**Your objective**
Output the lines of every entry unchanged, omitting the pictures.
— begin Items —
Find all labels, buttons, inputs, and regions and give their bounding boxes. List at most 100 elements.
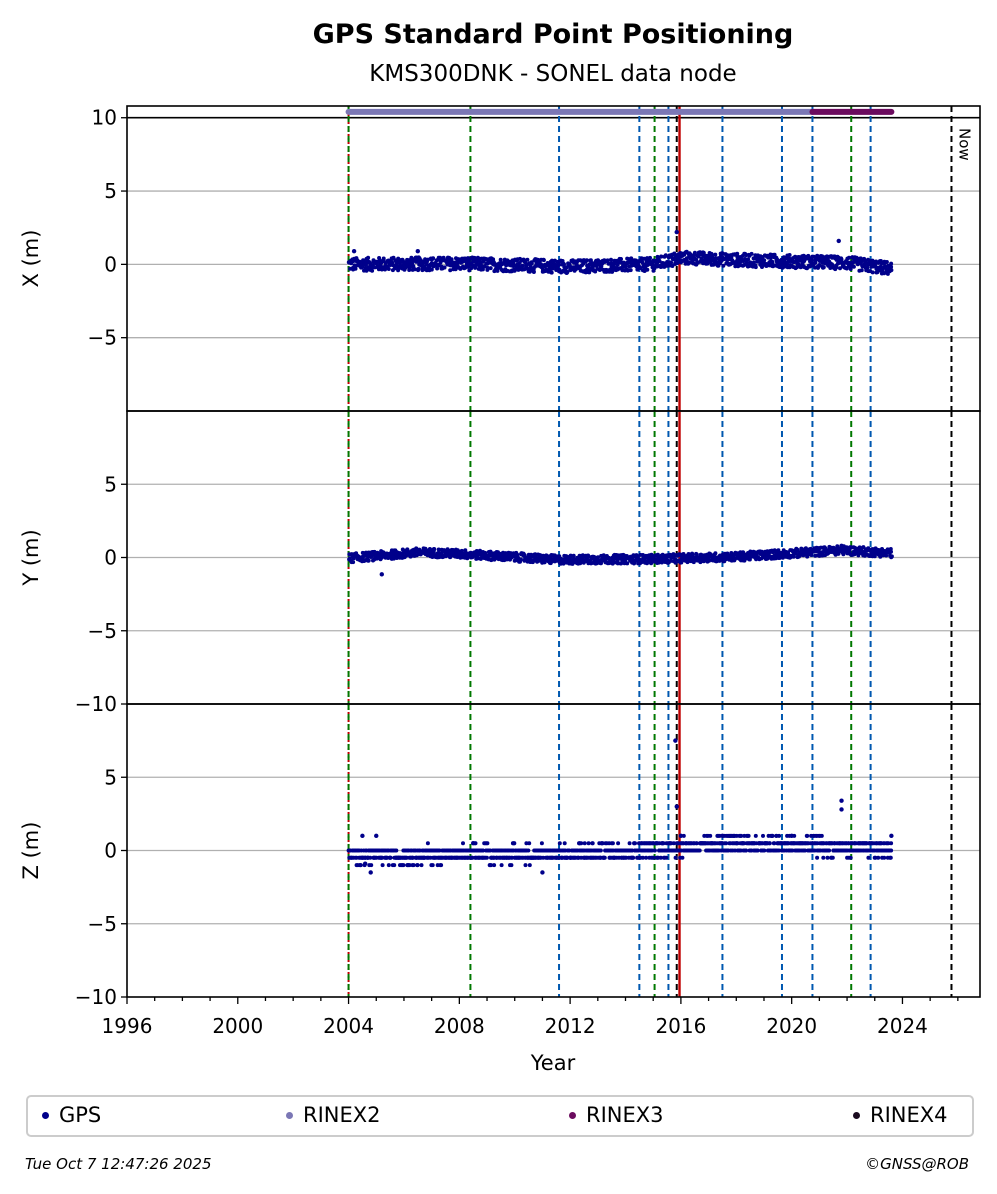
data-point: [706, 557, 711, 562]
data-point: [485, 841, 490, 846]
data-point: [364, 268, 369, 273]
data-point: [527, 863, 532, 868]
legend-item-rinex4: RINEX4: [853, 1103, 948, 1127]
data-point: [889, 264, 894, 269]
rinex2-marker-icon: [286, 1111, 293, 1119]
x-tick-label: 1996: [102, 1014, 153, 1038]
data-point: [888, 855, 893, 860]
data-point: [529, 261, 534, 266]
data-point: [562, 841, 567, 846]
data-point: [369, 863, 374, 868]
data-point: [478, 548, 482, 553]
data-point-outlier: [415, 248, 420, 254]
data-point-outlier: [379, 572, 384, 577]
data-point: [848, 267, 853, 271]
data-point-outlier: [374, 833, 379, 839]
data-point: [705, 261, 710, 266]
data-point: [488, 266, 493, 271]
panel-2: −5 0 5 −10 Y (m): [19, 410, 981, 716]
data-point: [453, 267, 458, 272]
data-point: [694, 552, 699, 557]
data-point: [777, 833, 782, 838]
data-point: [615, 561, 620, 566]
data-point: [351, 560, 356, 565]
series-gps: [346, 738, 894, 875]
y-axis-label: Y (m): [19, 529, 43, 586]
data-point: [442, 265, 447, 270]
data-point: [821, 265, 825, 270]
data-point: [485, 267, 490, 272]
data-point: [381, 256, 386, 261]
data-point: [411, 863, 416, 868]
data-point-outlier: [673, 738, 678, 743]
x-tick-label: 2000: [212, 1014, 263, 1038]
data-point-outlier: [720, 833, 725, 839]
rinex3-marker-icon: [569, 1111, 576, 1119]
data-point: [405, 548, 410, 553]
series-gps: [346, 229, 894, 276]
data-point: [366, 255, 371, 260]
x-axis: 1996 2000 2004 2008 2012 2016 2020 2024 Year: [102, 997, 959, 1075]
data-point: [492, 863, 497, 868]
data-point: [810, 258, 815, 263]
data-point-outlier: [836, 238, 841, 244]
data-point: [767, 841, 772, 846]
data-point: [366, 558, 371, 563]
data-point: [498, 257, 503, 262]
data-point: [825, 855, 830, 860]
data-point: [692, 250, 697, 255]
x-tick-label: 2020: [766, 1014, 817, 1038]
data-point: [557, 841, 562, 846]
data-point: [541, 258, 546, 263]
data-point: [368, 855, 373, 860]
data-point: [616, 841, 621, 846]
data-point: [549, 270, 554, 275]
data-point: [847, 255, 851, 260]
timestamp: Tue Oct 7 12:47:26 2025: [25, 1155, 212, 1173]
legend-label-rinex2: RINEX2: [303, 1103, 381, 1127]
data-point: [628, 268, 633, 273]
data-point: [592, 555, 597, 559]
now-label: Now: [955, 128, 973, 161]
y-tick-label: 0: [104, 252, 117, 276]
legend-item-rinex3: RINEX3: [569, 1103, 664, 1127]
data-point: [401, 863, 406, 868]
y-tick-label: 5: [104, 179, 117, 203]
data-point: [579, 841, 584, 846]
y-tick-label: 10: [92, 106, 117, 130]
y-tick-label: 0: [104, 546, 117, 570]
data-point: [480, 267, 485, 272]
data-point: [777, 555, 782, 560]
data-point: [429, 267, 434, 272]
data-point: [804, 833, 809, 838]
chart-title: GPS Standard Point Positioning: [313, 19, 794, 50]
data-point: [787, 253, 792, 257]
data-point: [859, 268, 864, 273]
data-point-outlier: [351, 248, 357, 254]
data-point: [479, 263, 483, 267]
data-point: [499, 863, 504, 868]
data-point: [386, 863, 391, 868]
data-point: [596, 555, 600, 560]
data-point: [386, 267, 391, 271]
data-point: [372, 550, 377, 554]
data-point: [526, 848, 531, 853]
data-point: [817, 263, 822, 267]
data-point: [753, 265, 758, 270]
data-point: [673, 855, 678, 860]
credit: ©GNSS@ROB: [865, 1155, 969, 1173]
data-point: [425, 841, 430, 846]
data-point-outlier: [362, 861, 368, 866]
data-point: [431, 256, 436, 261]
y-tick-label: −5: [88, 912, 117, 936]
data-point: [762, 258, 767, 263]
data-point: [670, 264, 675, 268]
legend-label-rinex3: RINEX3: [586, 1103, 664, 1127]
data-point: [746, 833, 751, 838]
data-point: [606, 555, 611, 560]
data-point: [407, 863, 412, 868]
data-point: [848, 855, 853, 860]
data-point: [525, 257, 530, 262]
data-point: [449, 257, 454, 262]
legend-item-rinex2: RINEX2: [286, 1103, 381, 1127]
— end Items —
**Problem solution**
Find all labels, buttons, inputs, and regions and give their bounding boxes. List at most 100 elements.
data-point: [706, 557, 711, 562]
data-point: [485, 841, 490, 846]
data-point: [364, 268, 369, 273]
data-point: [527, 863, 532, 868]
legend-item-rinex4: RINEX4: [853, 1103, 948, 1127]
data-point: [889, 264, 894, 269]
rinex2-marker-icon: [286, 1111, 293, 1119]
x-tick-label: 1996: [102, 1014, 153, 1038]
data-point: [888, 855, 893, 860]
data-point: [529, 261, 534, 266]
data-point: [562, 841, 567, 846]
data-point: [369, 863, 374, 868]
data-point: [478, 548, 482, 553]
data-point-outlier: [415, 248, 420, 254]
data-point-outlier: [379, 572, 384, 577]
data-point: [848, 267, 853, 271]
data-point-outlier: [374, 833, 379, 839]
data-point: [705, 261, 710, 266]
data-point: [488, 266, 493, 271]
panel-2: −5 0 5 −10 Y (m): [19, 410, 981, 716]
data-point: [453, 267, 458, 272]
data-point: [694, 552, 699, 557]
data-point: [777, 833, 782, 838]
data-point: [615, 561, 620, 566]
data-point: [351, 560, 356, 565]
series-gps: [346, 738, 894, 875]
y-axis-label: Y (m): [19, 529, 43, 586]
data-point: [442, 265, 447, 270]
data-point: [821, 265, 825, 270]
data-point: [485, 267, 490, 272]
data-point: [381, 256, 386, 261]
data-point: [411, 863, 416, 868]
data-point-outlier: [673, 738, 678, 743]
x-tick-label: 2000: [212, 1014, 263, 1038]
data-point-outlier: [720, 833, 725, 839]
rinex3-marker-icon: [569, 1111, 576, 1119]
data-point: [405, 548, 410, 553]
series-gps: [346, 229, 894, 276]
data-point: [366, 255, 371, 260]
x-axis: 1996 2000 2004 2008 2012 2016 2020 2024 Year: [102, 997, 959, 1075]
data-point: [492, 863, 497, 868]
data-point: [810, 258, 815, 263]
data-point-outlier: [836, 238, 841, 244]
data-point: [767, 841, 772, 846]
data-point: [366, 558, 371, 563]
data-point: [498, 257, 503, 262]
data-point: [825, 855, 830, 860]
data-point: [692, 250, 697, 255]
x-tick-label: 2020: [766, 1014, 817, 1038]
data-point: [557, 841, 562, 846]
data-point: [541, 258, 546, 263]
data-point: [368, 855, 373, 860]
data-point: [616, 841, 621, 846]
data-point: [549, 270, 554, 275]
data-point: [847, 255, 851, 260]
timestamp: Tue Oct 7 12:47:26 2025: [25, 1155, 212, 1173]
legend-label-rinex2: RINEX2: [303, 1103, 381, 1127]
data-point: [628, 268, 633, 273]
data-point: [592, 555, 597, 559]
now-label: Now: [955, 128, 973, 161]
y-tick-label: 0: [104, 252, 117, 276]
legend-item-rinex3: RINEX3: [569, 1103, 664, 1127]
data-point: [401, 863, 406, 868]
y-tick-label: 5: [104, 179, 117, 203]
data-point: [579, 841, 584, 846]
y-tick-label: 10: [92, 106, 117, 130]
y-tick-label: 0: [104, 546, 117, 570]
data-point: [480, 267, 485, 272]
data-point: [777, 555, 782, 560]
data-point: [429, 267, 434, 272]
data-point: [804, 833, 809, 838]
chart-title: GPS Standard Point Positioning: [313, 19, 794, 50]
data-point: [787, 253, 792, 257]
data-point: [859, 268, 864, 273]
data-point-outlier: [351, 248, 357, 254]
data-point: [479, 263, 483, 267]
data-point: [499, 863, 504, 868]
data-point: [386, 863, 391, 868]
data-point: [596, 555, 600, 560]
data-point: [386, 267, 391, 271]
data-point: [372, 550, 377, 554]
data-point: [526, 848, 531, 853]
data-point: [817, 263, 822, 267]
data-point: [753, 265, 758, 270]
data-point: [673, 855, 678, 860]
credit: ©GNSS@ROB: [865, 1155, 969, 1173]
data-point: [425, 841, 430, 846]
data-point-outlier: [362, 861, 368, 866]
data-point: [431, 256, 436, 261]
y-tick-label: −5: [88, 912, 117, 936]
data-point: [762, 258, 767, 263]
data-point: [670, 264, 675, 268]
legend-label-rinex3: RINEX3: [586, 1103, 664, 1127]
data-point: [746, 833, 751, 838]
data-point: [606, 555, 611, 560]
data-point: [407, 863, 412, 868]
data-point: [848, 855, 853, 860]
data-point: [525, 257, 530, 262]
data-point: [449, 257, 454, 262]
legend-item-rinex2: RINEX2: [286, 1103, 381, 1127]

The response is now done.